___ Document ___

Good infrastructure for movement is vital for the functioning of a city. The continuity of these lines of infrastructure and their network offer possibilities for making these spaces usable to different groups of citizens, while new technologies open up the possibility to reshape and remould these networks for multiple usages.
By the word ‘infrastructure’ we mean all the lines of connectivity within a city: roads, waterways, railroads and airports, as well as underground cables and pipes for water, sewage, electricity and the Internet. They all fall within the term ‘urban infrastructure’.
As cities develop, the demands we place on their infrastructure change. So, what was ‘good’ urban infrastructure in a city earlier may fall drastically short of what is desirable today. As cities evolve over decades and change to meet fresh requirements of their ever-changing citizens, infrastructure needs to be continually adjusted and fine-tuned, and sometimes drastically altered to cater to the new demands made by citizens.
As time passes, everything in cities changes. In fact, the only constant in the life of a city is change! The successful city of the future will therefore have to keep on renewing and reinventing itself to facilitate the changing needs of its changing citizens.
It is in this ability to adjust and change its infrastructure that there resides the challenge – and also the immense possibility – of creating urban landscapes, which can make cities more liveable.
Short History of Urban Infrastructure and Urban Form
The choice of the pattern of urban infrastructure, often based on the landscape on which the city was conceived, or as defined by the designer’s pencil, gives the city an identifiable urban form. As time passes and urban society evolves, some of the original infrastructure loses its function but remains visible within the city. Other parts of the infrastructure adapt to changing needs.
An interesting example of this is the city plan of Manhattan that was conceived in 1811. The orthogonal grid pattern of streets drawn to take care of the urban infrastructure is, after 200 years, in principle unchanged. However, the city has evolved dramatically from a low-density town to a high-density metropolis. The volume of the built-form is several times larger than conceived in the original plan; vehicular traffic of enormous magnitude now races through its orthogonal grid network and shipping on the rivers has decreased in importance.
In the cities of America and Europe, in the 19th century, the emigration of large populations to urban centers fueled by industrialization and the rise of new modes of vehicular transport formed the main impulse for transformation and growth of existing cities. Then again, at the beginning of the 20th century, the second industrial revolution had a direct and indirect effect on the development of infrastructure in urban centers.
The orthogonal grid pattern of streets in Manhattan was created for optimal east-west movement between the two waterfronts. The harbors and piers on the Hudson River on the west and the East River on the east were seen as extensions of the east-west streets, whereby the ideal distance of 75 meters between the piers was extended to create the streets. Because of the regular (150 times) repetition of these streets, they could be kept small in their size with a width of 25 meters.
In the north-south direction a limited number of 12 avenues were created with a greater width of 40 meters. This pattern of streets resulted in building blocks of roughly 75 meters by 250 meters. The street pattern of east-west streets and north-south avenues was projected on the landscape without any differentiation.

___ Data block ___

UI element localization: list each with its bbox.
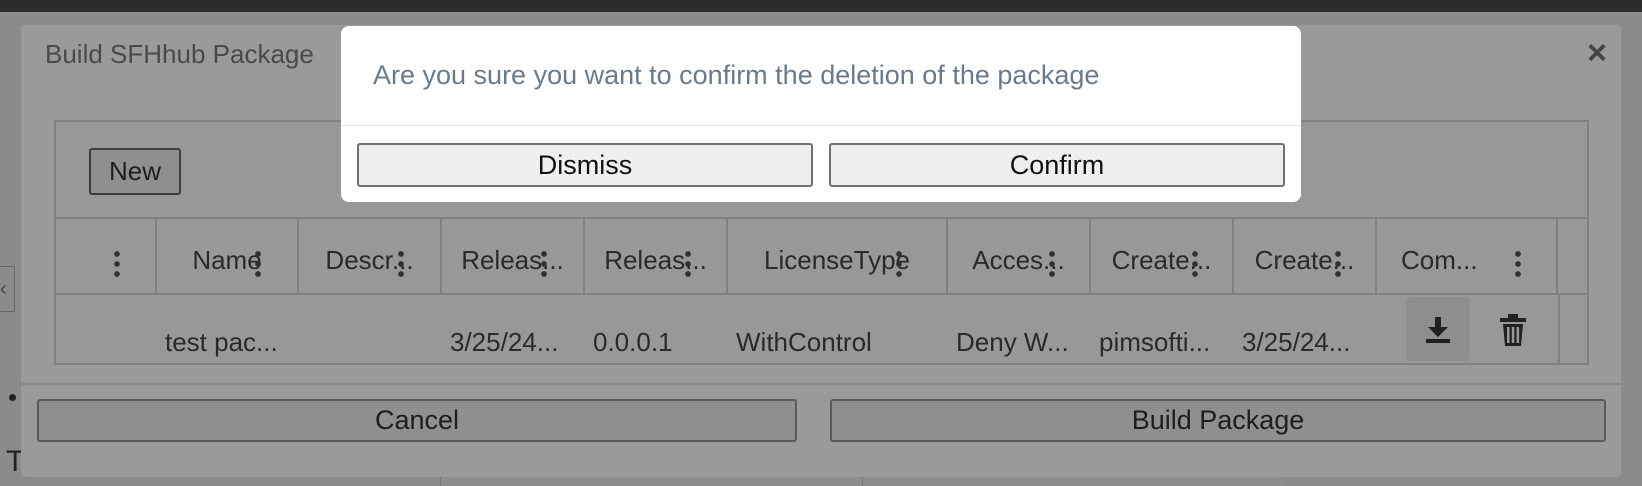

___

● Exercise: In the piece on urban infrastructure, restate the passage that opens with the words containing "Good infrastructure for" and closes with "for multiple usages.", swapping "citizens" for "residents".

● Completed exercise:
Good infrastructure for movement is vital for the functioning of a city. The continuity of these lines of infrastructure and their network offer possibilities for making these spaces usable to different groups of residents, while new technologies open up the possibility to reshape and remould these networks for multiple usages.